Start of SUPPLIED TEXT

Jarkko Wiss (born 17 April 1972) is a Finnish football coach and a former player.

Player career
As a player, he played in the position of defensive midfielder for TPV Tampere, FF Jaro, HJK and Tampere United in Finland, Molde, Lillestrøm and Moss in Norway, Stockport County in England as well as Hibernian in Scotland. He was known for his powerful shots with both feet and as a hard tackler.

He has also appeared over 40 times for the Finnish national team.

Coaching career
After retiring in 2007 at the age of 35, he worked both as a youth coach and as a sporting director for Tampere United between 2008 and 2009. He also managed the Finnish under-15 football team.

On 29 October 2010 it was announced that Wiss had succeeded the longtime head coach Ari Hjelm at Tampere United. He signed a two-year contract, with an option for a two-year extension, with the club on the same day. However, the club was banned from competition for the 2011 season.

Wiss is the new manager of Finland national under-18 football team since 1 January 2014.

On 6 November 2015 it was announced that Wiss is taking the head coach position at Ilves starting on 1 January 2016.

End of SUPPLIED TEXT
Start of SOURCE DATA

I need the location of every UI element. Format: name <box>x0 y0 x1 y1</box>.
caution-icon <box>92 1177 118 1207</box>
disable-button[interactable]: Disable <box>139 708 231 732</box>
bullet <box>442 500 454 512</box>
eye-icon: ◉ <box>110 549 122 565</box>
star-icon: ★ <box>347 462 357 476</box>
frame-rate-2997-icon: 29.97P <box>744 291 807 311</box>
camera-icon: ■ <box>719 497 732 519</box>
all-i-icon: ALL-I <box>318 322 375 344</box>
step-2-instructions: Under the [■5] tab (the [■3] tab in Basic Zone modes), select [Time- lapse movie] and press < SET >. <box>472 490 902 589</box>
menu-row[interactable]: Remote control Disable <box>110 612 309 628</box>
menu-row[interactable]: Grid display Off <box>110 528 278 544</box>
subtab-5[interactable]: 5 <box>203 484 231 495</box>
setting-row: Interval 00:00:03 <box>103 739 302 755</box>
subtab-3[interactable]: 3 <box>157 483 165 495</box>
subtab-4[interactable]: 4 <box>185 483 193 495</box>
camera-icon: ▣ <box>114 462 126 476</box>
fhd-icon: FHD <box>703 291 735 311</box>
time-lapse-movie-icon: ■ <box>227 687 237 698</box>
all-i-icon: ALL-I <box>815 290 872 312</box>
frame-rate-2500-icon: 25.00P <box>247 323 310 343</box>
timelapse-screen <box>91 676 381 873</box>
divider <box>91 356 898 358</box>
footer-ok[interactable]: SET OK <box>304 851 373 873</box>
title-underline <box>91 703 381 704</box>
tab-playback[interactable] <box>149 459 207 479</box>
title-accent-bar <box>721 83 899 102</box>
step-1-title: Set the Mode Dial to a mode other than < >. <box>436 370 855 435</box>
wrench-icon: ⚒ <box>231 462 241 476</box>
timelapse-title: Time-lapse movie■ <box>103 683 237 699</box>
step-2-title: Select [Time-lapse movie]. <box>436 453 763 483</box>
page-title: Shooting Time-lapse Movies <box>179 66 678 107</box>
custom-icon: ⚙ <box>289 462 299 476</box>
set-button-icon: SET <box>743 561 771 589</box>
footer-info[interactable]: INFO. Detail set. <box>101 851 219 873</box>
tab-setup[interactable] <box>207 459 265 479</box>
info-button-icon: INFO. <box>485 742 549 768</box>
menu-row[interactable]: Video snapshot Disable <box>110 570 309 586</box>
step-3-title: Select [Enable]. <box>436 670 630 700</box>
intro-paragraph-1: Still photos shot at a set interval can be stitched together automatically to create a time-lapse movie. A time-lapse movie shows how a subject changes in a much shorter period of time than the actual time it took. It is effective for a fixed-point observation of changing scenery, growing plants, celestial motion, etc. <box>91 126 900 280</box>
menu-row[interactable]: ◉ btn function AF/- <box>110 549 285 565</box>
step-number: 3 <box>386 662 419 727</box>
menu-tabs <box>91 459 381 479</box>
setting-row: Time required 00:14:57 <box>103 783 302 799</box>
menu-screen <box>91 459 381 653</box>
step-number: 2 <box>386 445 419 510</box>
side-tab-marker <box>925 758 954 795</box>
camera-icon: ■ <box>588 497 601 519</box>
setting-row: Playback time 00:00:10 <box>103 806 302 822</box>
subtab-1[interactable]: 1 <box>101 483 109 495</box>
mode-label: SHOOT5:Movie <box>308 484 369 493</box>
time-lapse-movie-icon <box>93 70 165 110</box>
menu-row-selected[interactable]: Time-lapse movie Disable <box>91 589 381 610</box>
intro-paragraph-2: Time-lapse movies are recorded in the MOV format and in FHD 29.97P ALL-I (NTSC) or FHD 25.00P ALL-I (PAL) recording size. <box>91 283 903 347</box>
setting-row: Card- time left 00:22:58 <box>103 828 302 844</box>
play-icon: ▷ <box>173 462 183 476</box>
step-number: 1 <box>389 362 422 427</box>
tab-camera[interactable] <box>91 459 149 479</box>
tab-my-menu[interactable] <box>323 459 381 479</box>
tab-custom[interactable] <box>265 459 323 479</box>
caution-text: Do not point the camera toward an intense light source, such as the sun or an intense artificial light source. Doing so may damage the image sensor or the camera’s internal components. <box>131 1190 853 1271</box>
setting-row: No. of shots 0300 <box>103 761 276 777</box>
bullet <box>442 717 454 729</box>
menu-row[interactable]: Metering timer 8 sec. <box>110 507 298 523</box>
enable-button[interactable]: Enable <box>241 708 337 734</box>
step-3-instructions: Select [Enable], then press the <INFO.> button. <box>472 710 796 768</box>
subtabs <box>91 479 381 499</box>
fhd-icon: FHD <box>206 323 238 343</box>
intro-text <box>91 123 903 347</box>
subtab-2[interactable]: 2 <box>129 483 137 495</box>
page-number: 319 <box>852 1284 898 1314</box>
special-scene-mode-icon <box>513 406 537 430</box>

End of SOURCE DATA

◆ **COMPLETE THE FOLLOWING**
A – Could you write out the passage of the Jarkko Wiss biography starting with "Jarkko Wiss (born" and going on through "Finnish national team."?
B – Repeat the rows word for word, starting with the first row and going on through the line with "footer-info[interactable]: INFO. Detail", and include nothing else.

◆ **EXERCISE SOLUTIONS**
A –
Jarkko Wiss (born 17 April 1972) is a Finnish football coach and a former player.

Player career
As a player, he played in the position of defensive midfielder for TPV Tampere, FF Jaro, HJK and Tampere United in Finland, Molde, Lillestrøm and Moss in Norway, Stockport County in England as well as Hibernian in Scotland. He was known for his powerful shots with both feet and as a hard tackler.

He has also appeared over 40 times for the Finnish national team.

B –
I need the location of every UI element. Format: name <box>x0 y0 x1 y1</box>.
caution-icon <box>92 1177 118 1207</box>
disable-button[interactable]: Disable <box>139 708 231 732</box>
bullet <box>442 500 454 512</box>
eye-icon: ◉ <box>110 549 122 565</box>
star-icon: ★ <box>347 462 357 476</box>
frame-rate-2997-icon: 29.97P <box>744 291 807 311</box>
camera-icon: ■ <box>719 497 732 519</box>
all-i-icon: ALL-I <box>318 322 375 344</box>
step-2-instructions: Under the [■5] tab (the [■3] tab in Basic Zone modes), select [Time- lapse movie] and press < SET >. <box>472 490 902 589</box>
menu-row[interactable]: Remote control Disable <box>110 612 309 628</box>
menu-row[interactable]: Grid display Off <box>110 528 278 544</box>
subtab-5[interactable]: 5 <box>203 484 231 495</box>
setting-row: Interval 00:00:03 <box>103 739 302 755</box>
subtab-3[interactable]: 3 <box>157 483 165 495</box>
subtab-4[interactable]: 4 <box>185 483 193 495</box>
camera-icon: ▣ <box>114 462 126 476</box>
fhd-icon: FHD <box>703 291 735 311</box>
time-lapse-movie-icon: ■ <box>227 687 237 698</box>
all-i-icon: ALL-I <box>815 290 872 312</box>
frame-rate-2500-icon: 25.00P <box>247 323 310 343</box>
timelapse-screen <box>91 676 381 873</box>
divider <box>91 356 898 358</box>
footer-ok[interactable]: SET OK <box>304 851 373 873</box>
title-underline <box>91 703 381 704</box>
tab-playback[interactable] <box>149 459 207 479</box>
title-accent-bar <box>721 83 899 102</box>
step-1-title: Set the Mode Dial to a mode other than < >. <box>436 370 855 435</box>
wrench-icon: ⚒ <box>231 462 241 476</box>
timelapse-title: Time-lapse movie■ <box>103 683 237 699</box>
step-2-title: Select [Time-lapse movie]. <box>436 453 763 483</box>
page-title: Shooting Time-lapse Movies <box>179 66 678 107</box>
custom-icon: ⚙ <box>289 462 299 476</box>
set-button-icon: SET <box>743 561 771 589</box>
footer-info[interactable]: INFO. Detail set. <box>101 851 219 873</box>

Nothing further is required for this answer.